**YOUR TASK**
Print exactly the lines from the line with "Type out the text in this image." to the last line of the data, please, both included.

**DATA EXTRACT**
==================================================

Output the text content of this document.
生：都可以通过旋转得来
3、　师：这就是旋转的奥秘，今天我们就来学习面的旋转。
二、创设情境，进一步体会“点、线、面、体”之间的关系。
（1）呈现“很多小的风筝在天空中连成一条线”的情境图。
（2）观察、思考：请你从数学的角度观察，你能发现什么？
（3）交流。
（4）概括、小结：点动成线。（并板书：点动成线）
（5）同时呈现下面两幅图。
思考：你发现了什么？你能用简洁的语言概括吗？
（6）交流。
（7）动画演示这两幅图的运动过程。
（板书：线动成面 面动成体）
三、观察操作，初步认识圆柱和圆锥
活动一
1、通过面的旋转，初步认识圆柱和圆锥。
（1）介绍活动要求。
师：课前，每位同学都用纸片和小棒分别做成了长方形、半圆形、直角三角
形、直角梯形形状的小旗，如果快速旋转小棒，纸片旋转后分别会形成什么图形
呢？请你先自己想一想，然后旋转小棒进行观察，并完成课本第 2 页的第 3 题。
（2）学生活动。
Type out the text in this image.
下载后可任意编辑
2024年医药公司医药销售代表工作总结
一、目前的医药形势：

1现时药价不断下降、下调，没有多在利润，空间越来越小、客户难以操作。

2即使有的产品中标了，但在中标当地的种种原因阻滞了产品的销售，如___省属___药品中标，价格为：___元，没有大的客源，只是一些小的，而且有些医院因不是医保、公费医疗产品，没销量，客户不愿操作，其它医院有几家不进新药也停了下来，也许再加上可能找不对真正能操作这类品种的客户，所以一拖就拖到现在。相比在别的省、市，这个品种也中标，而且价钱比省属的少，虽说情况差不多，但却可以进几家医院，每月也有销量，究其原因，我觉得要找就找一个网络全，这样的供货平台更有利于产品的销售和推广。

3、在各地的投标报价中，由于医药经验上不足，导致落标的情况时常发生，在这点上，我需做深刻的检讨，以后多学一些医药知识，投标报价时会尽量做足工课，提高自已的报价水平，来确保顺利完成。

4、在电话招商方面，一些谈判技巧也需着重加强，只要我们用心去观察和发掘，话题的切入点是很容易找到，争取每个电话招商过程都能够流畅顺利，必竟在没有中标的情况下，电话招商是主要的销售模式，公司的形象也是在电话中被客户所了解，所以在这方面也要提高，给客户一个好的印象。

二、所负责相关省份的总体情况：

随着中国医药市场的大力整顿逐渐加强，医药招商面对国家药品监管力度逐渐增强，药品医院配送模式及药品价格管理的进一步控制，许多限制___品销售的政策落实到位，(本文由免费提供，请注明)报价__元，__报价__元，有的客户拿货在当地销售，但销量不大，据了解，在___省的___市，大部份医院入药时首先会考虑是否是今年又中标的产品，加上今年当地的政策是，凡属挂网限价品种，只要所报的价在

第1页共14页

==================================================

**EXERCISE OUTPUT**
Type out the text in this image.
下载后可任意编辑
2024年医药公司医药销售代表工作总结
一、目前的医药形势：

1现时药价不断下降、下调，没有多在利润，空间越来越小、客户难以操作。

2即使有的产品中标了，但在中标当地的种种原因阻滞了产品的销售，如___省属___药品中标，价格为：___元，没有大的客源，只是一些小的，而且有些医院因不是医保、公费医疗产品，没销量，客户不愿操作，其它医院有几家不进新药也停了下来，也许再加上可能找不对真正能操作这类品种的客户，所以一拖就拖到现在。相比在别的省、市，这个品种也中标，而且价钱比省属的少，虽说情况差不多，但却可以进几家医院，每月也有销量，究其原因，我觉得要找就找一个网络全，这样的供货平台更有利于产品的销售和推广。

3、在各地的投标报价中，由于医药经验上不足，导致落标的情况时常发生，在这点上，我需做深刻的检讨，以后多学一些医药知识，投标报价时会尽量做足工课，提高自已的报价水平，来确保顺利完成。

4、在电话招商方面，一些谈判技巧也需着重加强，只要我们用心去观察和发掘，话题的切入点是很容易找到，争取每个电话招商过程都能够流畅顺利，必竟在没有中标的情况下，电话招商是主要的销售模式，公司的形象也是在电话中被客户所了解，所以在这方面也要提高，给客户一个好的印象。

二、所负责相关省份的总体情况：

随着中国医药市场的大力整顿逐渐加强，医药招商面对国家药品监管力度逐渐增强，药品医院配送模式及药品价格管理的进一步控制，许多限制___品销售的政策落实到位，(本文由免费提供，请注明)报价__元，__报价__元，有的客户拿货在当地销售，但销量不大，据了解，在___省的___市，大部份医院入药时首先会考虑是否是今年又中标的产品，加上今年当地的政策是，凡属挂网限价品种，只要所报的价在

第1页共14页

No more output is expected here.